* Dataset rows:
++++++++
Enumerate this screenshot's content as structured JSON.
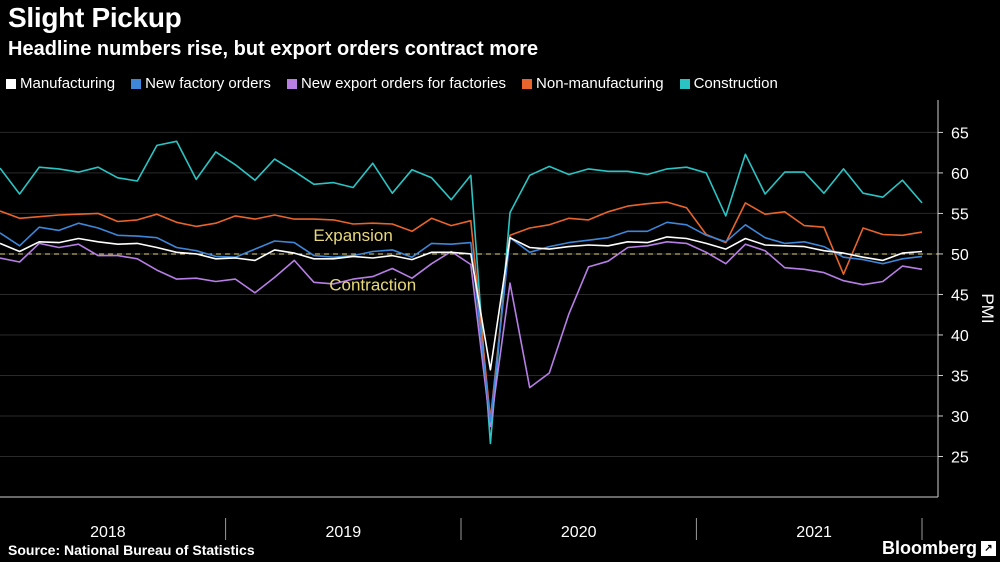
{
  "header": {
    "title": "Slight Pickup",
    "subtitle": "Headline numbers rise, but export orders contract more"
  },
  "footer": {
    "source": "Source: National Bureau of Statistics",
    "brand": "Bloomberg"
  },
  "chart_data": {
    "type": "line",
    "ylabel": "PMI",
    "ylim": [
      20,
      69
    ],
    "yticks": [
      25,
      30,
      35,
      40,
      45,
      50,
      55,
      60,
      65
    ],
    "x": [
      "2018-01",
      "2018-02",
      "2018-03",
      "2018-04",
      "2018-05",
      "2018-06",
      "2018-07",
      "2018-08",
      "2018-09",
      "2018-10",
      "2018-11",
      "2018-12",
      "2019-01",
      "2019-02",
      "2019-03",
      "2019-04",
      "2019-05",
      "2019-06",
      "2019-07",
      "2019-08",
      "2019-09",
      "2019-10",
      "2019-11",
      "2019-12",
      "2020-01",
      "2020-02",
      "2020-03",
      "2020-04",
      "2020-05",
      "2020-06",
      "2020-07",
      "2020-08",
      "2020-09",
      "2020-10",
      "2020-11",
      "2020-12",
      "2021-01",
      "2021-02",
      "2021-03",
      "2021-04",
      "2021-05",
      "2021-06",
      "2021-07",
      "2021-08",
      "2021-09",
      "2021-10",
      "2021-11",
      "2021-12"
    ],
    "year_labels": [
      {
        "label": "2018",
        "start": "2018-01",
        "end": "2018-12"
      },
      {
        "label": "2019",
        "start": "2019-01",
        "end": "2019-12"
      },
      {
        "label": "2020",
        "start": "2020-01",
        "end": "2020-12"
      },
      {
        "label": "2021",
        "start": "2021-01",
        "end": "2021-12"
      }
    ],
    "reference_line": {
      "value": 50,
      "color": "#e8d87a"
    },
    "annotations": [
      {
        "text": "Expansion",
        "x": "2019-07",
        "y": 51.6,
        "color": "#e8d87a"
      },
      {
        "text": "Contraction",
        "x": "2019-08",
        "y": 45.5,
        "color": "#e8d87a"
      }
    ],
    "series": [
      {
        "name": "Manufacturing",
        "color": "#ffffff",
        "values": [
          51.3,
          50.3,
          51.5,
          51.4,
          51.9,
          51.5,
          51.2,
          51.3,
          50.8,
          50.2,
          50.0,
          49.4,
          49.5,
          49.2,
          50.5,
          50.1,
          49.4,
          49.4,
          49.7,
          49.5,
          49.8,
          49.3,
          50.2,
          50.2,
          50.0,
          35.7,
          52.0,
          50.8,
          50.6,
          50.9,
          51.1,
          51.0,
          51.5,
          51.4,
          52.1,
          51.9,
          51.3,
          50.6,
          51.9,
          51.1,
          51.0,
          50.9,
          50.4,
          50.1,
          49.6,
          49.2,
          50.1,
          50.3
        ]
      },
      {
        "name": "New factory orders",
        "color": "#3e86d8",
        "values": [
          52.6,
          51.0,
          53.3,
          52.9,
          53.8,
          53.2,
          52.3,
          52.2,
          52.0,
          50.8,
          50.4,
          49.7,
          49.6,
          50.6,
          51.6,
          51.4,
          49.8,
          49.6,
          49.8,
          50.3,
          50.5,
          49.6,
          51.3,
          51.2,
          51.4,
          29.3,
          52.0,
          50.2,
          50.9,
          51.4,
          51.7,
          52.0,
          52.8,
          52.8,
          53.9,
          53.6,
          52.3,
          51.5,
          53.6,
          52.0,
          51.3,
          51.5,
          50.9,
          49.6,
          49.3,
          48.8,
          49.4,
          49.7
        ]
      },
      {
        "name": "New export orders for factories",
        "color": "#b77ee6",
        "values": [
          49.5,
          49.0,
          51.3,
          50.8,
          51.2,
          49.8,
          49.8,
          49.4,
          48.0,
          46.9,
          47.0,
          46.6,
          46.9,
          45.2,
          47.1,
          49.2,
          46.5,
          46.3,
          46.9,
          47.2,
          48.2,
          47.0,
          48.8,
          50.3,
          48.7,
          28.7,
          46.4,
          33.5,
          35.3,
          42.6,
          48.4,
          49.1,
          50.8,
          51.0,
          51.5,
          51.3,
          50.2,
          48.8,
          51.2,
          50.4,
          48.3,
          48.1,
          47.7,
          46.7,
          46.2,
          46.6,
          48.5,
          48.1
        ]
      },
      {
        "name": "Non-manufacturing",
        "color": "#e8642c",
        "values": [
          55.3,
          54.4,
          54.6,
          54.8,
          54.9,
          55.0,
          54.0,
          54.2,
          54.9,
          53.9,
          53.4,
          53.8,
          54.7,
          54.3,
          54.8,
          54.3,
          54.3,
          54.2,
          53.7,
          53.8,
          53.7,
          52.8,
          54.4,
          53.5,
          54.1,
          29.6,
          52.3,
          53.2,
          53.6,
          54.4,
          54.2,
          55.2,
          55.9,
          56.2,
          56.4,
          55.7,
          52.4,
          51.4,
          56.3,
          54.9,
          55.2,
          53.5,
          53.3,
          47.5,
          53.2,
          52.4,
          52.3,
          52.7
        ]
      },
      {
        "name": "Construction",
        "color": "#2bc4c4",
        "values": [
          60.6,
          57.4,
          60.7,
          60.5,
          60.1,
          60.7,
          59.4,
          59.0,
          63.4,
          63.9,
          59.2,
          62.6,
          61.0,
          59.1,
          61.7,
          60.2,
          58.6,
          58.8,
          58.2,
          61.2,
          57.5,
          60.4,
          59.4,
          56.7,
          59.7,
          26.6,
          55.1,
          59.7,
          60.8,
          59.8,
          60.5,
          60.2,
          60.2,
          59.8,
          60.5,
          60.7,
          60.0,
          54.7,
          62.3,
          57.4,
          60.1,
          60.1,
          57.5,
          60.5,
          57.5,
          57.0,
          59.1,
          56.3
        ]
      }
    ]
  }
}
++++++++
* Stated goal:
Examine the records and report how many lines contain the string "name". Only the number should be given.

* Result:
5